▶ EXERCISE DESCRIPTION
How many of the lines contain the string "image"? Give the number, with no other words.

▶ RECORDS TO PROCESS
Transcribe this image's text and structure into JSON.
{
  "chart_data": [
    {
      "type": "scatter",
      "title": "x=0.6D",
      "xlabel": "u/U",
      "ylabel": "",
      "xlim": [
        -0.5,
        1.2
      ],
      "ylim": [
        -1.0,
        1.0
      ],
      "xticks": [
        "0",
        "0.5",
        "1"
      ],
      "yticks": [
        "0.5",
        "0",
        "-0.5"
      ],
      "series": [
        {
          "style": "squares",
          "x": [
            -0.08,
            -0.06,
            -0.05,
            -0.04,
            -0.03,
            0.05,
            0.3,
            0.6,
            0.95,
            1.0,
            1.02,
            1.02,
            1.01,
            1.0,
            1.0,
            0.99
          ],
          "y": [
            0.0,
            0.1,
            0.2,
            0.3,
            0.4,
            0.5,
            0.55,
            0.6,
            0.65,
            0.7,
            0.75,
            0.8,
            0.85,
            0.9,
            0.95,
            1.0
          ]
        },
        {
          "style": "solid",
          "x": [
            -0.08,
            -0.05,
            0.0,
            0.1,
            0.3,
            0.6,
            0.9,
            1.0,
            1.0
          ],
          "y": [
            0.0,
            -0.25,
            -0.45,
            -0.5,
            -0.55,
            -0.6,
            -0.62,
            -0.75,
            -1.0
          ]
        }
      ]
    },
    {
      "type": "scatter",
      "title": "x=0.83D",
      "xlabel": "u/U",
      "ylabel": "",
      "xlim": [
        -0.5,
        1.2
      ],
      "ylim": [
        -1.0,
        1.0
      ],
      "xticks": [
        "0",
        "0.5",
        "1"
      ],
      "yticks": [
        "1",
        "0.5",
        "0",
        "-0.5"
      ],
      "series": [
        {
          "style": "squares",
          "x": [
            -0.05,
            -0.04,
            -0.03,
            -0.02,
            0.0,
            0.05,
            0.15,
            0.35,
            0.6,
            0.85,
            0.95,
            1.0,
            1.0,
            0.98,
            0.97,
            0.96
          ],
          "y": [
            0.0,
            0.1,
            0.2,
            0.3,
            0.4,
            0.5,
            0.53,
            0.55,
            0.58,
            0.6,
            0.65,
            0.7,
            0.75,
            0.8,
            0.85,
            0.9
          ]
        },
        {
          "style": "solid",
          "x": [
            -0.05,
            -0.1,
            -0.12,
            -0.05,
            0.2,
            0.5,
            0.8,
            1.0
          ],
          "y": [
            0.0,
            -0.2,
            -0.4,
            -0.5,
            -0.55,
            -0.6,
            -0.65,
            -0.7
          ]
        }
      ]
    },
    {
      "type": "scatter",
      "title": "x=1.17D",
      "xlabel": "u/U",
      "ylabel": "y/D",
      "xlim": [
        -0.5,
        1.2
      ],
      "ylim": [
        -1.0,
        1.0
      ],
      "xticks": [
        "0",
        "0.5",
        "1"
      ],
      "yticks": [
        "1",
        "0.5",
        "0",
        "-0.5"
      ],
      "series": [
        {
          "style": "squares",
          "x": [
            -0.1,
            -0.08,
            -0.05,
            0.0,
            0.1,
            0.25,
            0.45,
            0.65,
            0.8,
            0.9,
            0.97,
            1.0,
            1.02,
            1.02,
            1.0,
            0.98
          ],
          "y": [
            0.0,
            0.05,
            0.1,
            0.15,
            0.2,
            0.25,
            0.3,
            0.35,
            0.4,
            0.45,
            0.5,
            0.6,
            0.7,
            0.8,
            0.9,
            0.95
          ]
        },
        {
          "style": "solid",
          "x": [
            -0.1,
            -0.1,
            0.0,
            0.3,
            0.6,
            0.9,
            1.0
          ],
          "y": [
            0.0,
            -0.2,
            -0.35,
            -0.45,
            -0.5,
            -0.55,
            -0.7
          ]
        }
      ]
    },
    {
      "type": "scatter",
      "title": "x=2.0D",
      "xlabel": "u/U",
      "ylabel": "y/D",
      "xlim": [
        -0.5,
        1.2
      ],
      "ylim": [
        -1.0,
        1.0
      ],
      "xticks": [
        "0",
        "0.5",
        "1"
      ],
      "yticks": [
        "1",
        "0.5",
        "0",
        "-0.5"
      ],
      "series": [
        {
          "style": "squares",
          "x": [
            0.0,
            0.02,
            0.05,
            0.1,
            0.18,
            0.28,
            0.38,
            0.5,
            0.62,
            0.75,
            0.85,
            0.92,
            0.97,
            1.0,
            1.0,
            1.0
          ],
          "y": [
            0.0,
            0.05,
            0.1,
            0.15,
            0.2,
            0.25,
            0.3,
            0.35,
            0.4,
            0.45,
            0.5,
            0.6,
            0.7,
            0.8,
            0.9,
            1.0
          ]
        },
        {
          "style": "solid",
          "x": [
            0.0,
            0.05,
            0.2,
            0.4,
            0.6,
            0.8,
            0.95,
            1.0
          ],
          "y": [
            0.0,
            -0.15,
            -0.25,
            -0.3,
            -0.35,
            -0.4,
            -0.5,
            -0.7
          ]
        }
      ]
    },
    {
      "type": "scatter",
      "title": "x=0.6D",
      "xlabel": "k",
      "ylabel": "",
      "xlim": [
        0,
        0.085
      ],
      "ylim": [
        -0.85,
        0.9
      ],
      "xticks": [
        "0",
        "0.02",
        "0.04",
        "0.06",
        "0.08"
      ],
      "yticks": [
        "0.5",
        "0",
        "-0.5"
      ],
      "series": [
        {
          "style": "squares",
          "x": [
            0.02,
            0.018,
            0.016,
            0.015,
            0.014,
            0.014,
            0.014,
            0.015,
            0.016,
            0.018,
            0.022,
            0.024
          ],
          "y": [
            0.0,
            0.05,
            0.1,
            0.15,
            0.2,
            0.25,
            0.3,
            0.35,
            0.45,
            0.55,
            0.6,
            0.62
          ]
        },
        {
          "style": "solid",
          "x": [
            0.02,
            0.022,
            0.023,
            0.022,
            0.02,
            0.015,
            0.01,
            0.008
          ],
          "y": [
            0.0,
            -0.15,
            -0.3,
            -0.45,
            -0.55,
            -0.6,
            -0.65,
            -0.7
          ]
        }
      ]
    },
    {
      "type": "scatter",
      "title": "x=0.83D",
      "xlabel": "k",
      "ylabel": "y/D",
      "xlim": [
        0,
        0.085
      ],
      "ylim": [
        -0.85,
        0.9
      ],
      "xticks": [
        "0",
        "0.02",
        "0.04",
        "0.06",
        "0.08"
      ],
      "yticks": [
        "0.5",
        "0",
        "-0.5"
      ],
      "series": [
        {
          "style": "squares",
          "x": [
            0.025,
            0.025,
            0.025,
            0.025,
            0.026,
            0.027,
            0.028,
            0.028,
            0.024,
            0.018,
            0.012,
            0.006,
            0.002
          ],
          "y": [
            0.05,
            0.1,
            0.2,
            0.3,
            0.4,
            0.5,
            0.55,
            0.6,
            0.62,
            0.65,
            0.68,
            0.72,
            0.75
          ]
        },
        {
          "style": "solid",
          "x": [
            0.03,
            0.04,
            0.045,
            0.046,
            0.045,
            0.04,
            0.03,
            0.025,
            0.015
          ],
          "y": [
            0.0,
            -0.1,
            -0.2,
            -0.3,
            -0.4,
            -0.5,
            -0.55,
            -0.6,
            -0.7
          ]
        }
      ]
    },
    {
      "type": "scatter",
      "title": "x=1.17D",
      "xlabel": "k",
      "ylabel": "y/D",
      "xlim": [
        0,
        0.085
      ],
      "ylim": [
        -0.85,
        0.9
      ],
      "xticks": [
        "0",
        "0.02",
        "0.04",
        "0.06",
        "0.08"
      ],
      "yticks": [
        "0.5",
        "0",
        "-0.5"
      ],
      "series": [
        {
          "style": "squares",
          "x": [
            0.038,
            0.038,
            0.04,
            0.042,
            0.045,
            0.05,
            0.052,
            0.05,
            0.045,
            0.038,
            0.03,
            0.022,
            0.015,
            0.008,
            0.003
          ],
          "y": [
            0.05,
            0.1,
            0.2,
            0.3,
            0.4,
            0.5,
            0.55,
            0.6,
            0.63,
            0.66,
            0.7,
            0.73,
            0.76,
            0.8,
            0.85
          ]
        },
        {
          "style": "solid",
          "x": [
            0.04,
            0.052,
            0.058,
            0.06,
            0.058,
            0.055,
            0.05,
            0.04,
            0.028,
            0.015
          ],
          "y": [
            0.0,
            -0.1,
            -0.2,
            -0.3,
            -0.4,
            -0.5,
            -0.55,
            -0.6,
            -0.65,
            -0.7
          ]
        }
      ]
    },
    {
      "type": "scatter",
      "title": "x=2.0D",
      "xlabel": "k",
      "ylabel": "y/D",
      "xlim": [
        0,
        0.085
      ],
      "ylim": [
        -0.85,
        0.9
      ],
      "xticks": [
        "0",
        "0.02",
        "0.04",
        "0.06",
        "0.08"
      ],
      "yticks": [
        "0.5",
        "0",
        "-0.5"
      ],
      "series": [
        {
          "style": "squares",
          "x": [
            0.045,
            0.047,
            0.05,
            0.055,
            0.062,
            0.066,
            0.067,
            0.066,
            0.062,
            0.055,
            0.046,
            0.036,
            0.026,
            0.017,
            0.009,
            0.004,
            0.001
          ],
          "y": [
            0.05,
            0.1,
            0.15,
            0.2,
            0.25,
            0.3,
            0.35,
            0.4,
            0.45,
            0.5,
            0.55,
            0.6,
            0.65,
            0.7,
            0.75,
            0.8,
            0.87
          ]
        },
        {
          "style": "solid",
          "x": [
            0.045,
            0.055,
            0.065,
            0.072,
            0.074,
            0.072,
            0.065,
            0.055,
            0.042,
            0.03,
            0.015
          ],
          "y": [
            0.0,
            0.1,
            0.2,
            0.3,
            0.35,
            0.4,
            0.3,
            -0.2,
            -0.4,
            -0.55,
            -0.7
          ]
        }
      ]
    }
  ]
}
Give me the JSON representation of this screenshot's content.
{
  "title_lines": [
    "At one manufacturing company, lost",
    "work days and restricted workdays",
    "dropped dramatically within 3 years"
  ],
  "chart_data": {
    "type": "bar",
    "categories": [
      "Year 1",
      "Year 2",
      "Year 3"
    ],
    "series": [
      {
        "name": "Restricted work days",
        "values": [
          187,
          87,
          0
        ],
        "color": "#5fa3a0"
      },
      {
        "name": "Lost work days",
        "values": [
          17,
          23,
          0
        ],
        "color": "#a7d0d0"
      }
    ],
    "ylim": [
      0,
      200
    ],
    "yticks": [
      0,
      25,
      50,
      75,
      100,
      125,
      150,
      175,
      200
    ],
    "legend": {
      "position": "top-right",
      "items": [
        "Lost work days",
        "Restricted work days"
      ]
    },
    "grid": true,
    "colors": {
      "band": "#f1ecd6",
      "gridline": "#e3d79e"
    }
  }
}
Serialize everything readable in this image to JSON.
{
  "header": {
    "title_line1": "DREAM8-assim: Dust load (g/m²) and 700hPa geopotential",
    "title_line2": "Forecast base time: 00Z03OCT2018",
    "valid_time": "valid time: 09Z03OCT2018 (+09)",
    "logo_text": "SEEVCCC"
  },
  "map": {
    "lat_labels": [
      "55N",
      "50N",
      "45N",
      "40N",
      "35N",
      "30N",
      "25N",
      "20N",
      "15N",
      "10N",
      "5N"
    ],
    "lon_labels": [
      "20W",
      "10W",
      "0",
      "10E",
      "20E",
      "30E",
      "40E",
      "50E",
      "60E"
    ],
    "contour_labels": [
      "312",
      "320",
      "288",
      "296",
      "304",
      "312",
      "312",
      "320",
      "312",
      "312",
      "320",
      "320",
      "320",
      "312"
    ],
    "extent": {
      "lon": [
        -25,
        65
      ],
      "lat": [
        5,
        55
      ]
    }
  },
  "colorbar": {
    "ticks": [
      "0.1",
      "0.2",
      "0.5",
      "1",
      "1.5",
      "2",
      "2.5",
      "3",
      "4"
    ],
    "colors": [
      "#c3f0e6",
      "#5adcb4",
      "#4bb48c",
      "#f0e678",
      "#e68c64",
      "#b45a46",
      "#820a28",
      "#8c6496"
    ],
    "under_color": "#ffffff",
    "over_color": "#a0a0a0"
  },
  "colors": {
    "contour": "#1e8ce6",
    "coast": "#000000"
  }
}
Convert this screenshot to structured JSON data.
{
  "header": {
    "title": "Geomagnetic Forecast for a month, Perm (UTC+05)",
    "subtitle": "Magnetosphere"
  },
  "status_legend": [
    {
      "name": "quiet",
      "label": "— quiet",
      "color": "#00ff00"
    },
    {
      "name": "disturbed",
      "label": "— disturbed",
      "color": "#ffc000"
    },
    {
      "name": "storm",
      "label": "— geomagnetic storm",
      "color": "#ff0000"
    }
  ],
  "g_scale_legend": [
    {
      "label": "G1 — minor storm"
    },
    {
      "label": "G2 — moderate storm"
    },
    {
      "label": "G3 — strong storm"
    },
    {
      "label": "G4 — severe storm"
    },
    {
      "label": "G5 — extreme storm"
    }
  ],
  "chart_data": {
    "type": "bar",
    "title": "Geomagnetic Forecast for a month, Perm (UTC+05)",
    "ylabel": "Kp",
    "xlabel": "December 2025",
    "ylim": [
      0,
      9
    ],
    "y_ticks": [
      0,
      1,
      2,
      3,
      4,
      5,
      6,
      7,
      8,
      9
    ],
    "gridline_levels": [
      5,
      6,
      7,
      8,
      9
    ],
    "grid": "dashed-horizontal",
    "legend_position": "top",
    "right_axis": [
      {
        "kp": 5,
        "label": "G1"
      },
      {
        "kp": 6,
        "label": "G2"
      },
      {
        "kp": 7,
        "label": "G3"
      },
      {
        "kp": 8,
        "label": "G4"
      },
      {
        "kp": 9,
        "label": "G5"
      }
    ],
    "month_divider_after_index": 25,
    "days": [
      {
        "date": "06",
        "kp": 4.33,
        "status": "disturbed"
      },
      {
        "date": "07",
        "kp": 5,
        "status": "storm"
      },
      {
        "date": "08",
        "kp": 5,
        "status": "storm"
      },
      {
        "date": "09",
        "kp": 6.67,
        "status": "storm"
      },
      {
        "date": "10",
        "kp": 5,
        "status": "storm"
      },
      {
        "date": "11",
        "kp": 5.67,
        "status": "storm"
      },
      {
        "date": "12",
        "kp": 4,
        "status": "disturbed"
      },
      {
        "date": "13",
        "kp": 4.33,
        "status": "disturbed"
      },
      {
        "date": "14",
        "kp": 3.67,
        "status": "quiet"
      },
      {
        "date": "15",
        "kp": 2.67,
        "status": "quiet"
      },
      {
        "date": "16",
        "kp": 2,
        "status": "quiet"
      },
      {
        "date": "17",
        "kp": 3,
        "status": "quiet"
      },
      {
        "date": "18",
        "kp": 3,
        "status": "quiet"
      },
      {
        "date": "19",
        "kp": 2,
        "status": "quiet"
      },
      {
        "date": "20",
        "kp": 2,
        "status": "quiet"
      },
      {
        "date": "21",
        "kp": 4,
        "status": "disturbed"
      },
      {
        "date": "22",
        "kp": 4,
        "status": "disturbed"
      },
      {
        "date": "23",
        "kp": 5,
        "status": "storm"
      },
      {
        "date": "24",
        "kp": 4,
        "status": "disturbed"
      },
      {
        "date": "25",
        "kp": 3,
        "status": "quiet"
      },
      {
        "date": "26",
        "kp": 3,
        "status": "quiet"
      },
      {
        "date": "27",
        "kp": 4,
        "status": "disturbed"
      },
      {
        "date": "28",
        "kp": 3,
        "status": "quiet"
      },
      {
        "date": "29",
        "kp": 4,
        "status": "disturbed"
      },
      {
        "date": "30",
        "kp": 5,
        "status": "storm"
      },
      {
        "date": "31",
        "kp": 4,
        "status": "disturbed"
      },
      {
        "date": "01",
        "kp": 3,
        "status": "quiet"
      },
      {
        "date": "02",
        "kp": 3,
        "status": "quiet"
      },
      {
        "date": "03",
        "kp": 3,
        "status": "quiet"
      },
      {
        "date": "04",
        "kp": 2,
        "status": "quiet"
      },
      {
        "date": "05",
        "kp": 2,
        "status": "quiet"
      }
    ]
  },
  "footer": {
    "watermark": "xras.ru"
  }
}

▶ REPLY TO THE EXERCISE
2